▶ [Requirement]: Go through the listing and return every line with "Dúvidas" in it.

▶ [Recorded information]:
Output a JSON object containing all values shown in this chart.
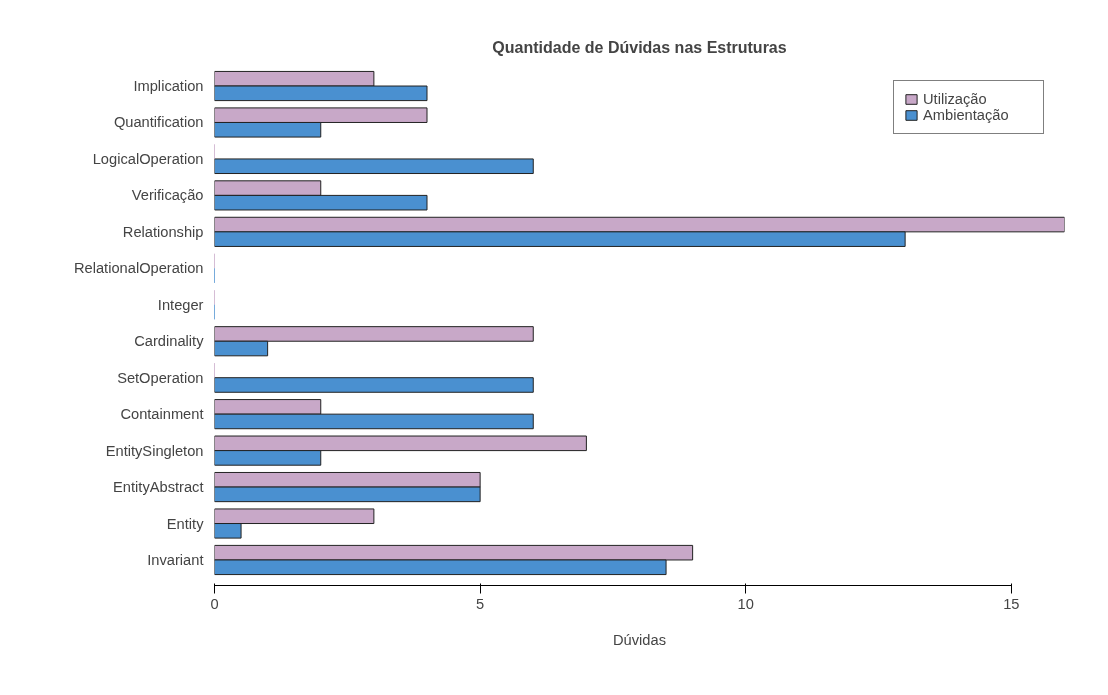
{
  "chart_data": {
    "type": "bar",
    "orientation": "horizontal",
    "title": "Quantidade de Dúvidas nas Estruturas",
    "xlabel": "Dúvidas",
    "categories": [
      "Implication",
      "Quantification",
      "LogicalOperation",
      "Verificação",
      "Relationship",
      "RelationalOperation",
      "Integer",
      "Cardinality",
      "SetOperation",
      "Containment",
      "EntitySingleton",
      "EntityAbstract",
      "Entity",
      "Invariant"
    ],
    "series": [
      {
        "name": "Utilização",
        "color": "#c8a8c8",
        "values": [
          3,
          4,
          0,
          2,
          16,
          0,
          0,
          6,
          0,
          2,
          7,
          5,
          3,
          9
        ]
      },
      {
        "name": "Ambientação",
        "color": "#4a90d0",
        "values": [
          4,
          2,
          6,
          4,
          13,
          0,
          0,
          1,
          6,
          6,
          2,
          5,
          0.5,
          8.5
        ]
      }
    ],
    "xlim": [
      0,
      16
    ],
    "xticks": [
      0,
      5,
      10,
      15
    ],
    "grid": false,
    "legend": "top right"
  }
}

▶ [Response to this task]:
    "title": "Quantidade de Dúvidas nas Estruturas",
    "xlabel": "Dúvidas",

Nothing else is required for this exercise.